• _Description of the task_:
Copy the records below exactly, leaving out any pictures.

• _Information provided_:
START

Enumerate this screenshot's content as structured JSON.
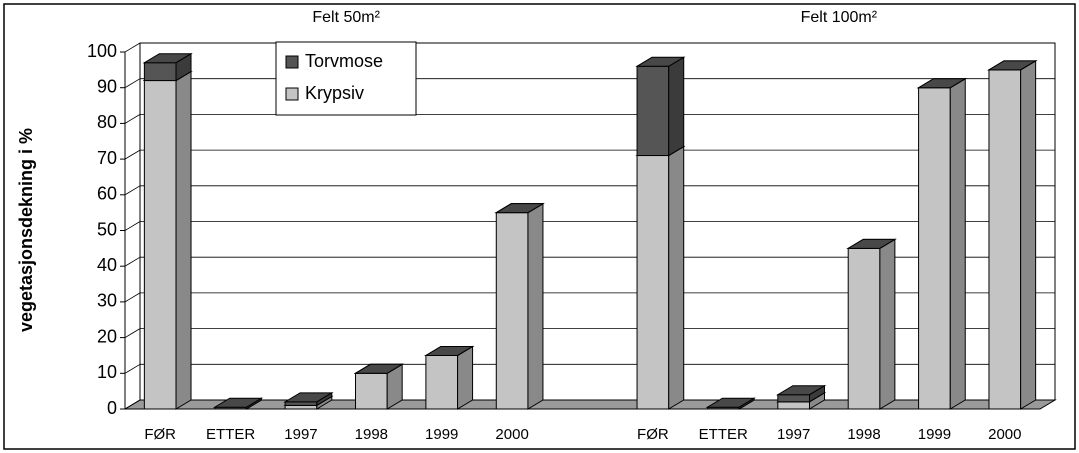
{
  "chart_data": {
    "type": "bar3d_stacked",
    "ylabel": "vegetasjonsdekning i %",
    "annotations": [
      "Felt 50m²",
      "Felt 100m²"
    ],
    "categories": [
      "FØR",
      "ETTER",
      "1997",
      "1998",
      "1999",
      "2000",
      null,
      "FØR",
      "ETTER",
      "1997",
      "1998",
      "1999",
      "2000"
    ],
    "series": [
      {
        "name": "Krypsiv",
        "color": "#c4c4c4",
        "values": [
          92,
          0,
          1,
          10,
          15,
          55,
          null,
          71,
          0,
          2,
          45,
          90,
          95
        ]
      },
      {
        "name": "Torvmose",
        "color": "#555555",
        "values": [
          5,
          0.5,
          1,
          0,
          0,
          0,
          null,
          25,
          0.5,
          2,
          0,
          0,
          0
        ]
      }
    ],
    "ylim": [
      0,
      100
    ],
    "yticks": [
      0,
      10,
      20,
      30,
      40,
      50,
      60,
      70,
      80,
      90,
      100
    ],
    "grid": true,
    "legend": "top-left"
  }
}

END

• _Output of the exercise_:
Enumerate this screenshot's content as structured JSON.
{
  "chart_data": {
    "type": "bar3d_stacked",
    "ylabel": "vegetasjonsdekning i %",
    "annotations": [
      "Felt 50m²",
      "Felt 100m²"
    ],
    "categories": [
      "FØR",
      "ETTER",
      "1997",
      "1998",
      "1999",
      "2000",
      null,
      "FØR",
      "ETTER",
      "1997",
      "1998",
      "1999",
      "2000"
    ],
    "series": [
      {
        "name": "Krypsiv",
        "color": "#c4c4c4",
        "values": [
          92,
          0,
          1,
          10,
          15,
          55,
          null,
          71,
          0,
          2,
          45,
          90,
          95
        ]
      },
      {
        "name": "Torvmose",
        "color": "#555555",
        "values": [
          5,
          0.5,
          1,
          0,
          0,
          0,
          null,
          25,
          0.5,
          2,
          0,
          0,
          0
        ]
      }
    ],
    "ylim": [
      0,
      100
    ],
    "yticks": [
      0,
      10,
      20,
      30,
      40,
      50,
      60,
      70,
      80,
      90,
      100
    ],
    "grid": true,
    "legend": "top-left"
  }
}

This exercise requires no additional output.